→ Supplied records

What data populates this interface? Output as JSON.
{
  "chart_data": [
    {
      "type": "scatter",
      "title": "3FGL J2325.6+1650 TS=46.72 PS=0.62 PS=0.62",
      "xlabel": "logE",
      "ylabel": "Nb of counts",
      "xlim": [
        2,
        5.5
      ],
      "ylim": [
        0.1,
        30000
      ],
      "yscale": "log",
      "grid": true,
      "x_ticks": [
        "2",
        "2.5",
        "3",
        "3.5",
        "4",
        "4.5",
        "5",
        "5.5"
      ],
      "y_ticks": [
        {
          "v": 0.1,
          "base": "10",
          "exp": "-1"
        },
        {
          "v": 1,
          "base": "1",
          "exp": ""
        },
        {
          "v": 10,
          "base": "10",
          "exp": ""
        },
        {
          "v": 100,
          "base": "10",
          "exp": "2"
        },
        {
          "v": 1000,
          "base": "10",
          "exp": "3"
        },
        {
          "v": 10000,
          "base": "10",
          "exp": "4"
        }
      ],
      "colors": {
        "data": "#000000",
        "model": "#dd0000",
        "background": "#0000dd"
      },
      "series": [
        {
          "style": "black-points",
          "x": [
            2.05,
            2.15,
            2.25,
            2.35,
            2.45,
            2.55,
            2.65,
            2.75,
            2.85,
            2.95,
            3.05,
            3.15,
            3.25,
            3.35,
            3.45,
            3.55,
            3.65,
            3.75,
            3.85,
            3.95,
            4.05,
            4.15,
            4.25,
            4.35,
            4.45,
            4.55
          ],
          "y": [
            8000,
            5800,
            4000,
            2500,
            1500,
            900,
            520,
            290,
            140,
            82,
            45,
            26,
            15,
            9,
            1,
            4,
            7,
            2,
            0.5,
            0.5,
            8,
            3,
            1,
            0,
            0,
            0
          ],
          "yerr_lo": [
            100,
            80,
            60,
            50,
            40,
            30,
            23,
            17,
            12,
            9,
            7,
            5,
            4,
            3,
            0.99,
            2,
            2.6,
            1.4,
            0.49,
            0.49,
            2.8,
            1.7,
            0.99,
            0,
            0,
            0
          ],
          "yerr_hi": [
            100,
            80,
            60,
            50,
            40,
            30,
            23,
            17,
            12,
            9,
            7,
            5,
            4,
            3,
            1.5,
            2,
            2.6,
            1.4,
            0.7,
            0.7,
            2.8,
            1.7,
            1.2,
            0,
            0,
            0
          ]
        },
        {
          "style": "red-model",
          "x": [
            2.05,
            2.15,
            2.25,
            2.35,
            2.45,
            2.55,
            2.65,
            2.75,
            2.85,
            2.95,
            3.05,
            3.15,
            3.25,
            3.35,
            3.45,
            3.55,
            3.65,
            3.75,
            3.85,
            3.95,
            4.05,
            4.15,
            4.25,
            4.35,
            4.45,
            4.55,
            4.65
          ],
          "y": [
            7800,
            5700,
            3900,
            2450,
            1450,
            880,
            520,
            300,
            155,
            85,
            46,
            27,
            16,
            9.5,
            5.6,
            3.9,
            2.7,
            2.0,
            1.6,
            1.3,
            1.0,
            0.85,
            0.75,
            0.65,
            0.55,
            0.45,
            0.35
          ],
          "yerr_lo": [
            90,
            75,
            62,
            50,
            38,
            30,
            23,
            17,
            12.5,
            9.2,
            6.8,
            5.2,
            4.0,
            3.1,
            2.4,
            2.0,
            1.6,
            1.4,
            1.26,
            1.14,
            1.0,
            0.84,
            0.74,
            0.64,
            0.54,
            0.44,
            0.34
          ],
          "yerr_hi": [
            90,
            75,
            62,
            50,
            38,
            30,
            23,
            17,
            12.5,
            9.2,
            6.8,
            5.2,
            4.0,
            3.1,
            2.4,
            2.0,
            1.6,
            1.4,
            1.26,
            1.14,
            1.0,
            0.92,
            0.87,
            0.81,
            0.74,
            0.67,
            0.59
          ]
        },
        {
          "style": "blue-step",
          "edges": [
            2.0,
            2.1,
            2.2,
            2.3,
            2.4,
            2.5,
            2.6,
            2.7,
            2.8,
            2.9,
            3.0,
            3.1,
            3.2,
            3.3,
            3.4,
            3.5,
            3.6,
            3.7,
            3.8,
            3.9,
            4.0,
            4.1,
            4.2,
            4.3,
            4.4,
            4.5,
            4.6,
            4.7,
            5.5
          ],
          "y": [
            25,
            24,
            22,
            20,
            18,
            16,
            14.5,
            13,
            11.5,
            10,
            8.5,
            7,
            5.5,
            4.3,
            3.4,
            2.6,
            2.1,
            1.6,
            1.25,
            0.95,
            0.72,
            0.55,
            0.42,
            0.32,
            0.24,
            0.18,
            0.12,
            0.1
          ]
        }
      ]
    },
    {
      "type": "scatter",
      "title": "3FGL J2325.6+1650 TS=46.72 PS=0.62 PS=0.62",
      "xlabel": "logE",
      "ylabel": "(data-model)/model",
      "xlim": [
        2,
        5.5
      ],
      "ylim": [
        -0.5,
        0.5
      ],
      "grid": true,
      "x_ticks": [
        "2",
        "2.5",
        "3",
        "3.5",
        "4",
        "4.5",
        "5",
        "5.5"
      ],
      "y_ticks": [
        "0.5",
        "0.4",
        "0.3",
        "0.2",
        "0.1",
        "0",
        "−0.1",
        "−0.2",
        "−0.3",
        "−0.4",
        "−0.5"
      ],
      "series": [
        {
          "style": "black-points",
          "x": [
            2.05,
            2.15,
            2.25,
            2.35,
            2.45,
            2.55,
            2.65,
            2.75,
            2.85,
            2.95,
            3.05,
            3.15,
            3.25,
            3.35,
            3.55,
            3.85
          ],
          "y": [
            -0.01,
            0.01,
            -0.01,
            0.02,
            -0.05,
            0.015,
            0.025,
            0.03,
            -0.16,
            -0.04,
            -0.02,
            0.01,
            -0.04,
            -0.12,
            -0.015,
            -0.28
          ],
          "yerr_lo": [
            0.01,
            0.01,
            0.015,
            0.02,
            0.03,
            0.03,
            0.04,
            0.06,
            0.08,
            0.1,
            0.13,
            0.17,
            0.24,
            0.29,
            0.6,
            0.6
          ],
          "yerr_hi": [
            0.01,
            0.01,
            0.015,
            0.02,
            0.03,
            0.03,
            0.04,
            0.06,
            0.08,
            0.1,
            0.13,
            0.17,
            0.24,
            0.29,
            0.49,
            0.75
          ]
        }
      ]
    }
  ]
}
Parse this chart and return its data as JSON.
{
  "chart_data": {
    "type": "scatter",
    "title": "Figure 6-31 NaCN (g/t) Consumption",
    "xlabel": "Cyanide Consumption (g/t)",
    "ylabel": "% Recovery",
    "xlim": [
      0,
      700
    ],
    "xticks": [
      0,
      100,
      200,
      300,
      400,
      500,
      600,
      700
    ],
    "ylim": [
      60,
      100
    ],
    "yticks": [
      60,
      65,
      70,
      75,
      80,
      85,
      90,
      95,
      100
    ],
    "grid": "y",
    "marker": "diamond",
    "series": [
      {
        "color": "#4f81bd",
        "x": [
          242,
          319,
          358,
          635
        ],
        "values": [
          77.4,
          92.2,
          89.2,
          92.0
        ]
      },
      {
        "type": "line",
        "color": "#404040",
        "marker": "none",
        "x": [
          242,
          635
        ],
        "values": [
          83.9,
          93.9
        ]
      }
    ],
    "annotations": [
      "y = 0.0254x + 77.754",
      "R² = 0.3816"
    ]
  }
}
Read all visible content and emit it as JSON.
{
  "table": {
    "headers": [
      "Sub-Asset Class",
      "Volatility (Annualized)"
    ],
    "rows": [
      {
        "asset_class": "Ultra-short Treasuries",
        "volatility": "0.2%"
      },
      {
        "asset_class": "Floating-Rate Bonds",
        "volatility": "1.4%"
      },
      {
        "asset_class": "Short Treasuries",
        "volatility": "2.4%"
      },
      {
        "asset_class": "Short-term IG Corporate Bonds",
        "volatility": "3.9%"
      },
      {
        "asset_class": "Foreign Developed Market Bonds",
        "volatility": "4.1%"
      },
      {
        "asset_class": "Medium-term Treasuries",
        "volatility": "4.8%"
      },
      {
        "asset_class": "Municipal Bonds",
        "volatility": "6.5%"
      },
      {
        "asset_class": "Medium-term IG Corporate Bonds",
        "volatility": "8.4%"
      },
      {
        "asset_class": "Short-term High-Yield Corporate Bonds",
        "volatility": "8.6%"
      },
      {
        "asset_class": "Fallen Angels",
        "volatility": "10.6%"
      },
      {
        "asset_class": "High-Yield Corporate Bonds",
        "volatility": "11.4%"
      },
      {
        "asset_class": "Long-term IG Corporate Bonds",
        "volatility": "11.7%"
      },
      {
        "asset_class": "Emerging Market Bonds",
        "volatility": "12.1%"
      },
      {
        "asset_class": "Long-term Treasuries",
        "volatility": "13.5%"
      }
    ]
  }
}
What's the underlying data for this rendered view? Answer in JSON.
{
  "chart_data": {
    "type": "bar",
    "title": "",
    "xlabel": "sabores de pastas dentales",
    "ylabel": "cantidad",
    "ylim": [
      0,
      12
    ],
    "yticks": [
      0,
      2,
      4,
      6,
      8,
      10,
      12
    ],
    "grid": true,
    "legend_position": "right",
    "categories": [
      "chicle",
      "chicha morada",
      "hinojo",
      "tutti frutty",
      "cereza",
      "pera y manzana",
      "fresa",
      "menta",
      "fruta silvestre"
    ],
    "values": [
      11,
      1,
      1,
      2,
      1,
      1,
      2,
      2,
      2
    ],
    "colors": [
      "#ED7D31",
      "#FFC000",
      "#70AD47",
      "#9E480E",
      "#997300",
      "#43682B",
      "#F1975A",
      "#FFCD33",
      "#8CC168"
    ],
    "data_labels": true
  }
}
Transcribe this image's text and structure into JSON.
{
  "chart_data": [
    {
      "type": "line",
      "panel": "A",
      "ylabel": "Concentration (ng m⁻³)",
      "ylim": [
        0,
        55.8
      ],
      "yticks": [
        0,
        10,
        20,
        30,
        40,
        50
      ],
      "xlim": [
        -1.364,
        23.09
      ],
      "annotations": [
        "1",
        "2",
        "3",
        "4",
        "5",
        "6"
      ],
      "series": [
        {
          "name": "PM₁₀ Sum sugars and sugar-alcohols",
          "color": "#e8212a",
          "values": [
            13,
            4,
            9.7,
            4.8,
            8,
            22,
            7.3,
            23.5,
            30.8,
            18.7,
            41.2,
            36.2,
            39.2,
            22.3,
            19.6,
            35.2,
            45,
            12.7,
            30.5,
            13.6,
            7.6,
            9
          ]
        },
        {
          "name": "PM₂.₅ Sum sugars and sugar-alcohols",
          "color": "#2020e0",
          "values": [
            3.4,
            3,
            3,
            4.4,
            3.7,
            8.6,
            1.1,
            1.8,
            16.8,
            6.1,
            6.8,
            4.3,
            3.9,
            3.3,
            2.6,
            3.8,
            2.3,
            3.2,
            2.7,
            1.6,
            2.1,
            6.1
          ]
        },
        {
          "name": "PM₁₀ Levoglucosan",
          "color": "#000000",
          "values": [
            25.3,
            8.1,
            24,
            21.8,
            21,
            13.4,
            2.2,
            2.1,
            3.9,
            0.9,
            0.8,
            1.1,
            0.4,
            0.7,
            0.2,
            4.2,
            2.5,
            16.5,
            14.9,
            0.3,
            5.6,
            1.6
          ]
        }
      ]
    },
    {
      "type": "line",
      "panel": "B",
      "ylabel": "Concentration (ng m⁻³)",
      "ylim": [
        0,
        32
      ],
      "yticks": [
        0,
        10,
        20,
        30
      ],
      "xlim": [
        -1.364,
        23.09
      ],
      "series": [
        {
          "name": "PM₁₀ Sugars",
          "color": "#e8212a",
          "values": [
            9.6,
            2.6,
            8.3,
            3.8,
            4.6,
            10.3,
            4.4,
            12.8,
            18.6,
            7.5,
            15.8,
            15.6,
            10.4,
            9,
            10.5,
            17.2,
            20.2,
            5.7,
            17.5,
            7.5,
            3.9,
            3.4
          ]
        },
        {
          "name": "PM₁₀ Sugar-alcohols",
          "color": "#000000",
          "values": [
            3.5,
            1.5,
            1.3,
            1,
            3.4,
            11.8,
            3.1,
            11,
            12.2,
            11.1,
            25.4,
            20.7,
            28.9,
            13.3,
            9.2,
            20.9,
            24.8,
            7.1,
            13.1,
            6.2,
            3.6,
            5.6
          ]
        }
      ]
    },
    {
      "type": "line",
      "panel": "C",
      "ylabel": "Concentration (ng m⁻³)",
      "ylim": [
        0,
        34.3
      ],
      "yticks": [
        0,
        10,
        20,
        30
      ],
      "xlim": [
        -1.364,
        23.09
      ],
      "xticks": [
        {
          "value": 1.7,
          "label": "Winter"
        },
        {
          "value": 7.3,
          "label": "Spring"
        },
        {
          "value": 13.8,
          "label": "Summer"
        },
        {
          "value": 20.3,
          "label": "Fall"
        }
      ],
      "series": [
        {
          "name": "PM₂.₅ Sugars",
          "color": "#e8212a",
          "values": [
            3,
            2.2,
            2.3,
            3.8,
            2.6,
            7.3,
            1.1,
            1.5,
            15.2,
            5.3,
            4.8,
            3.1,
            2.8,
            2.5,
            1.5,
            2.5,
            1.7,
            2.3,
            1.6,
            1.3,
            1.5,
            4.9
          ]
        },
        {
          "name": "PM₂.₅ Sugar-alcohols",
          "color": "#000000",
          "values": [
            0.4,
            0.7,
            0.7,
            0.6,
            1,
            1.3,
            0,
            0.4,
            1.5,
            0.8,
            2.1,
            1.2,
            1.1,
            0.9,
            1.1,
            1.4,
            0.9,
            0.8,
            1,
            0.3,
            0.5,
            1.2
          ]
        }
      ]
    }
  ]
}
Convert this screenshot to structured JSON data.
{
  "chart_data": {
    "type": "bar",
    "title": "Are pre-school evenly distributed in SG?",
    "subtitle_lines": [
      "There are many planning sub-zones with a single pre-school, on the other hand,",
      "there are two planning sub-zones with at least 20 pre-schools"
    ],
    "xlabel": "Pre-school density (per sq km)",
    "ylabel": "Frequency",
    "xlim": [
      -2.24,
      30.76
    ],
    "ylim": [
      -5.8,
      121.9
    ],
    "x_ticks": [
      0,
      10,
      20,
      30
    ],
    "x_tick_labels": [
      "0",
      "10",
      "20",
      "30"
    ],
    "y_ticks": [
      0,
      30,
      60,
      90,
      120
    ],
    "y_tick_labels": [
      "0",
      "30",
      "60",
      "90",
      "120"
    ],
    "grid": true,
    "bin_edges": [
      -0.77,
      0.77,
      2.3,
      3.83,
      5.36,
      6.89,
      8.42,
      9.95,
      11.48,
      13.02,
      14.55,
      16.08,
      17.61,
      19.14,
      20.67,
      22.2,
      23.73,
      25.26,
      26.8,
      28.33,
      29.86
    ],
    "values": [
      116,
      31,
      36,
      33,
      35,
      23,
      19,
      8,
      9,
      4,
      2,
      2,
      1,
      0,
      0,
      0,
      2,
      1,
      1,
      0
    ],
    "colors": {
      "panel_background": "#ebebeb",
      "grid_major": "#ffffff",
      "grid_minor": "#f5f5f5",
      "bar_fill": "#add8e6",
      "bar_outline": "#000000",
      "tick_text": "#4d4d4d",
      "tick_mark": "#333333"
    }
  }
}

→ Set problem
From the material given, work out how many lines hold the string "Corporate"; state that number and nothing further.

→ Solution to this problem
5